- **Dataset entries on figures**:
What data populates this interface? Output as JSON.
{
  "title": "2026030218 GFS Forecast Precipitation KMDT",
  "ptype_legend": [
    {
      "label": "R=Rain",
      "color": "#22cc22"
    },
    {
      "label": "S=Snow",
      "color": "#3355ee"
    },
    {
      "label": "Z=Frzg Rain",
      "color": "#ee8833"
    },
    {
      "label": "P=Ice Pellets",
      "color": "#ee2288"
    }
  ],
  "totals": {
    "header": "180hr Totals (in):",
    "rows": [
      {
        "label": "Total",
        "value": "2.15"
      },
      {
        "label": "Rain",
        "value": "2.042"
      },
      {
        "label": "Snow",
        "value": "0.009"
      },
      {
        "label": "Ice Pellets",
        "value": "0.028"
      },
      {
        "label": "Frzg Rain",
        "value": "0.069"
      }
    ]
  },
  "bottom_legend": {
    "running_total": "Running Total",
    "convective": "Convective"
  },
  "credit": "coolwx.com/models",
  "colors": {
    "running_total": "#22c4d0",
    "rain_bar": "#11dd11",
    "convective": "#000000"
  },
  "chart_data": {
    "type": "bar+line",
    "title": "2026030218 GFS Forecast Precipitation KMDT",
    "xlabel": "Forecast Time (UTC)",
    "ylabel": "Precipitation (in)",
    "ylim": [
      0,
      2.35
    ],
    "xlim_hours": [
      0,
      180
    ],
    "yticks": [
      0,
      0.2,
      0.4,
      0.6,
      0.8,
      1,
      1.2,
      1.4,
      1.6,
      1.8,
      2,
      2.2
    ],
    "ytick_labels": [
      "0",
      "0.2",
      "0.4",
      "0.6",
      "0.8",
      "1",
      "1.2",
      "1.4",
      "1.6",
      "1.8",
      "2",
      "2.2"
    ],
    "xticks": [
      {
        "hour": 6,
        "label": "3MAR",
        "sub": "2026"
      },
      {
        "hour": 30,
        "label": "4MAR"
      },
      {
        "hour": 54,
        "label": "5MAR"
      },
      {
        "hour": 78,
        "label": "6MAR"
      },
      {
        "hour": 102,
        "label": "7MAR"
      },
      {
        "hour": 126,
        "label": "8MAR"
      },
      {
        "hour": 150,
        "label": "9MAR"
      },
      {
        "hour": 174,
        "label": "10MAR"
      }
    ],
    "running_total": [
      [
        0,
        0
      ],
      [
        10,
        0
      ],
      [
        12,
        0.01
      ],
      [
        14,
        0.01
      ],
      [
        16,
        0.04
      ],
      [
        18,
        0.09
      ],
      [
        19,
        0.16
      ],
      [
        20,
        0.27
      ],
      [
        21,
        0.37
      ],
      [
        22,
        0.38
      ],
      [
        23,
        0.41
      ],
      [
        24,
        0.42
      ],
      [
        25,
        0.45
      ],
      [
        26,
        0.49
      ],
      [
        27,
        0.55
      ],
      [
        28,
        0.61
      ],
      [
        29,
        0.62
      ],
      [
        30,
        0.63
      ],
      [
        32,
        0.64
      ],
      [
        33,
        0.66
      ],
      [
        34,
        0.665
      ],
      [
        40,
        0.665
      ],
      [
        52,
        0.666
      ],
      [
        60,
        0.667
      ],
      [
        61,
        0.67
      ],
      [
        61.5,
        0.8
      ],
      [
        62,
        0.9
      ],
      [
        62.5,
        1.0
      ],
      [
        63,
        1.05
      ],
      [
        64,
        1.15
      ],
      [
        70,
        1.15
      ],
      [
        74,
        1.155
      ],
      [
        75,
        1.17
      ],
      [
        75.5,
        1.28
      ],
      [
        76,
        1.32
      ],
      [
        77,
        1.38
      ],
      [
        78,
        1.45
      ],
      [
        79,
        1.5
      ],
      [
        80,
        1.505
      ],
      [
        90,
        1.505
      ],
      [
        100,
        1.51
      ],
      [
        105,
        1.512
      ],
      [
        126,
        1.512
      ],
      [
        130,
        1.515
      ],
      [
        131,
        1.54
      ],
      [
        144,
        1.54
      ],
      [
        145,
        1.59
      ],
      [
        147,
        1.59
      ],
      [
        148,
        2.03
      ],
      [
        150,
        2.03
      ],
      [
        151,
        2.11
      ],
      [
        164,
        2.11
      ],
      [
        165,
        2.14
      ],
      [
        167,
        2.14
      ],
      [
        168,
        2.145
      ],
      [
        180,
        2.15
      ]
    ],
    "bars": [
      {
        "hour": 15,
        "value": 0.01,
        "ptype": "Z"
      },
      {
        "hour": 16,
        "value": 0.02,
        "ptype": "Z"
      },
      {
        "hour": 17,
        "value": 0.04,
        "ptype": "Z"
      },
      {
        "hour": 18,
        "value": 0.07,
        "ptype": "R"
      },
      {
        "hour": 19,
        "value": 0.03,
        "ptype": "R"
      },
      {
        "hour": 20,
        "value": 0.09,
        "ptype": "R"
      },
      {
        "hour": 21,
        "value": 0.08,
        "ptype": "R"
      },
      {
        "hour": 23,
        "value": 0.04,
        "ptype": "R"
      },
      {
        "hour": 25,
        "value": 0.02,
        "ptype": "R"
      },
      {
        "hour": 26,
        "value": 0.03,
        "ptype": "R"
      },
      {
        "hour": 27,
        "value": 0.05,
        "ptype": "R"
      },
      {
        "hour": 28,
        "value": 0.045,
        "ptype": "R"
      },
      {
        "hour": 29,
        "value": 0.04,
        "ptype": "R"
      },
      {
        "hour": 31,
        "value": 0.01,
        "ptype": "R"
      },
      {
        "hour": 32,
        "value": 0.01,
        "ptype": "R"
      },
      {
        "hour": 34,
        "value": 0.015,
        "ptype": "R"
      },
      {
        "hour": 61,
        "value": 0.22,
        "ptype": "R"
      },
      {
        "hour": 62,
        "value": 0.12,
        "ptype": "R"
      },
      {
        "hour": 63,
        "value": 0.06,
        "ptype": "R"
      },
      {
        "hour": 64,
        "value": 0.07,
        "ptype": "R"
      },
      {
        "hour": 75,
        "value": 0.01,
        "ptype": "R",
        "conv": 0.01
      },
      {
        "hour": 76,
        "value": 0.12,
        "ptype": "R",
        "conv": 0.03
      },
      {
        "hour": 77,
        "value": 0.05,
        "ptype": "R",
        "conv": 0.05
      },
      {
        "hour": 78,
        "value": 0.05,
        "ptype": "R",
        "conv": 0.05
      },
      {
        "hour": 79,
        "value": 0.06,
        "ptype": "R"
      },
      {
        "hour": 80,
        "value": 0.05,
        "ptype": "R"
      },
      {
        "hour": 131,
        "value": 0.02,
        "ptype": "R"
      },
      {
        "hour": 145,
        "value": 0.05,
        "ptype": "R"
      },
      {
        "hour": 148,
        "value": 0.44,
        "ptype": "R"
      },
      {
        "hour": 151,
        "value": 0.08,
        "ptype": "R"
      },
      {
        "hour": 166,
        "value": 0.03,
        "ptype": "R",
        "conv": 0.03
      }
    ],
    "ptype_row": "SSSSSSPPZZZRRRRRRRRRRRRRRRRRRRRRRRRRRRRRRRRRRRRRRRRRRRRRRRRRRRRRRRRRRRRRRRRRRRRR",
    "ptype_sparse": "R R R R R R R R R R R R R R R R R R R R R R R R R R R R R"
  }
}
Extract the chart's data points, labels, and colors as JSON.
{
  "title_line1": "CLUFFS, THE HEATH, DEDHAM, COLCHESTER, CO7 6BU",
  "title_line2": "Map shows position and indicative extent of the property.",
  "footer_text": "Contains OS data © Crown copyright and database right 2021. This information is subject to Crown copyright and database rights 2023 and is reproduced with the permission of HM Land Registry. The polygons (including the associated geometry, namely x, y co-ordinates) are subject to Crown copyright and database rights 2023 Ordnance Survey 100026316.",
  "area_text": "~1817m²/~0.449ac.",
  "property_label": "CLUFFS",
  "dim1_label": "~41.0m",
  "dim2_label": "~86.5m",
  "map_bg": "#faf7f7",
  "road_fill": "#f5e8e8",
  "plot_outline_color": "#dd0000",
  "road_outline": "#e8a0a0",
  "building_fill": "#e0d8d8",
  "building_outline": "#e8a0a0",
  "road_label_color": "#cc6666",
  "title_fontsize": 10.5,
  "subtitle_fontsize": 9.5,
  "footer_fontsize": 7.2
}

- **YOUR INSTRUCTIONS**:
Give the number of lines in the entries that hold the word "Pellets", and nothing else.

- **OUTPUT FOR THIS TASK**:
2